Structured figure records
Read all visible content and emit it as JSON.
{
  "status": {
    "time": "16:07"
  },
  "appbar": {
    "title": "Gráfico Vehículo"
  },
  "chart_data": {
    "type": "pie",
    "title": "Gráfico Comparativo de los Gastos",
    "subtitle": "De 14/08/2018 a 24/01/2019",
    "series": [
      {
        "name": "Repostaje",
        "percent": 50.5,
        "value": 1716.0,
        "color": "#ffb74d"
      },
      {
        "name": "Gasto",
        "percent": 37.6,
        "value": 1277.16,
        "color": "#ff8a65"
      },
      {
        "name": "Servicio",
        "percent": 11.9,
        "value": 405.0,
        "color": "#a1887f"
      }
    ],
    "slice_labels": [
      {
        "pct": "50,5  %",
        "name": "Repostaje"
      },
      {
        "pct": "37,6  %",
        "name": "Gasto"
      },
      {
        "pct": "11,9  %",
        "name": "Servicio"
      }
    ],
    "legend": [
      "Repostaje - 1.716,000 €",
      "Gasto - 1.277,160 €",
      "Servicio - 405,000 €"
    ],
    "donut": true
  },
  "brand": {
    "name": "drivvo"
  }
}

GOAL — Reproduce each record shown above without altering a single word.

RESULT —
Read all visible content and emit it as JSON.
{
  "status": {
    "time": "16:07"
  },
  "appbar": {
    "title": "Gráfico Vehículo"
  },
  "chart_data": {
    "type": "pie",
    "title": "Gráfico Comparativo de los Gastos",
    "subtitle": "De 14/08/2018 a 24/01/2019",
    "series": [
      {
        "name": "Repostaje",
        "percent": 50.5,
        "value": 1716.0,
        "color": "#ffb74d"
      },
      {
        "name": "Gasto",
        "percent": 37.6,
        "value": 1277.16,
        "color": "#ff8a65"
      },
      {
        "name": "Servicio",
        "percent": 11.9,
        "value": 405.0,
        "color": "#a1887f"
      }
    ],
    "slice_labels": [
      {
        "pct": "50,5  %",
        "name": "Repostaje"
      },
      {
        "pct": "37,6  %",
        "name": "Gasto"
      },
      {
        "pct": "11,9  %",
        "name": "Servicio"
      }
    ],
    "legend": [
      "Repostaje - 1.716,000 €",
      "Gasto - 1.277,160 €",
      "Servicio - 405,000 €"
    ],
    "donut": true
  },
  "brand": {
    "name": "drivvo"
  }
}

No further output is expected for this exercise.